Exercise description: Search the material below for the word "murder". Copy every line that has it.

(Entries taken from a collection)
——

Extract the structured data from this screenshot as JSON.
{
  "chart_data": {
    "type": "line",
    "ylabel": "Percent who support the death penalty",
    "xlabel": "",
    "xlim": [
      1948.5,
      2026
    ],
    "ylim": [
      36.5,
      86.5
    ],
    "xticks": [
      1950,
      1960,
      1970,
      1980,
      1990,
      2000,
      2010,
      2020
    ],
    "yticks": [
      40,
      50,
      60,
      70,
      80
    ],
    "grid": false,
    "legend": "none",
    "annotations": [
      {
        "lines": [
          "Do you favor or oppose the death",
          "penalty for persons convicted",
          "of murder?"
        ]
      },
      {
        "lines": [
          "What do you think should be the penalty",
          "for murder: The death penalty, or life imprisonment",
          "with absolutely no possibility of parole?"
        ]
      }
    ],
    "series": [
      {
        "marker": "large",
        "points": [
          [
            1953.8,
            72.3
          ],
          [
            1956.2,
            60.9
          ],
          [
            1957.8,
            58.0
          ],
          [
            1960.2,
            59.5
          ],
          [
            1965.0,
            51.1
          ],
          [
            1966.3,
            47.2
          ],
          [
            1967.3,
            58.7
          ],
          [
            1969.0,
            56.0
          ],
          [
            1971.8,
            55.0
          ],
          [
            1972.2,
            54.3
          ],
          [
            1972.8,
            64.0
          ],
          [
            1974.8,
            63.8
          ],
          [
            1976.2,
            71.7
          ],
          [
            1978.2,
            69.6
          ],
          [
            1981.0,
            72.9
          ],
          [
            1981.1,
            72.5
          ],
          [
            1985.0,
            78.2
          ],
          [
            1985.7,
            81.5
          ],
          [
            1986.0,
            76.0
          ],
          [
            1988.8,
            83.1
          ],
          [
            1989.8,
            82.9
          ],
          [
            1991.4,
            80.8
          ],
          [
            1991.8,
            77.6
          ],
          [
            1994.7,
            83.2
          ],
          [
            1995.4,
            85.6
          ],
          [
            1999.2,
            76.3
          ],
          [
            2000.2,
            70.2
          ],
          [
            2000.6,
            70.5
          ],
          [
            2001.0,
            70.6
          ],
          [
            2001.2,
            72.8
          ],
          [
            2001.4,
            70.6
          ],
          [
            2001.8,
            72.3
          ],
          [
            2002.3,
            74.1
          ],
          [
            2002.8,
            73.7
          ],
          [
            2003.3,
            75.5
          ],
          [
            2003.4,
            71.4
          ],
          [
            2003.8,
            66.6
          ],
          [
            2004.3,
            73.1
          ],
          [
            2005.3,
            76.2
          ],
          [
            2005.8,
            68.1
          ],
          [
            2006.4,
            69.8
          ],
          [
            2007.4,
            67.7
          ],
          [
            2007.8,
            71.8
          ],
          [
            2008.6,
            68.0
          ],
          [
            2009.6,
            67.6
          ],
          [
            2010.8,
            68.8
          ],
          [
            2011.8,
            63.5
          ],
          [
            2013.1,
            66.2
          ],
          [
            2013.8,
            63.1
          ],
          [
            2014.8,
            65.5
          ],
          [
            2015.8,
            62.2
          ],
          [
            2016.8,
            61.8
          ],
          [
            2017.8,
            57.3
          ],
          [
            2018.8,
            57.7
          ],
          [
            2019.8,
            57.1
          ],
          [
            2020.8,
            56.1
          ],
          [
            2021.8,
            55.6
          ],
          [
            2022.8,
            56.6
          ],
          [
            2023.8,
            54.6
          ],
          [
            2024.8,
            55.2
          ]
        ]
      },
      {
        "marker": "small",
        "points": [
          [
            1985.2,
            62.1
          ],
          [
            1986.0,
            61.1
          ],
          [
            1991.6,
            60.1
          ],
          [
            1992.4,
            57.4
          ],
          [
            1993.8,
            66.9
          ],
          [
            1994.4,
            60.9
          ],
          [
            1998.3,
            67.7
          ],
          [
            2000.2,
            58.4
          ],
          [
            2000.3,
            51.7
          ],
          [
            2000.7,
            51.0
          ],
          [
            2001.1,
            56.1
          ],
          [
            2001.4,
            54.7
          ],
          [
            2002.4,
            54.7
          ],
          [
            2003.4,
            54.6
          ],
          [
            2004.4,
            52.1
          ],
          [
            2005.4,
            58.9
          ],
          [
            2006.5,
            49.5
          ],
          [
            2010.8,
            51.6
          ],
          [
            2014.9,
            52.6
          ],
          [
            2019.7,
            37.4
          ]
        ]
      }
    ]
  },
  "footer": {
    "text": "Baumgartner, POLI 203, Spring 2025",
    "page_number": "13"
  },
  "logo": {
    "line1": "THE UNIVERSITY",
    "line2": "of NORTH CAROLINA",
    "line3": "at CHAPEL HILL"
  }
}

——

Task response:
          "of murder?"
          "for murder: The death penalty, or life imprisonment",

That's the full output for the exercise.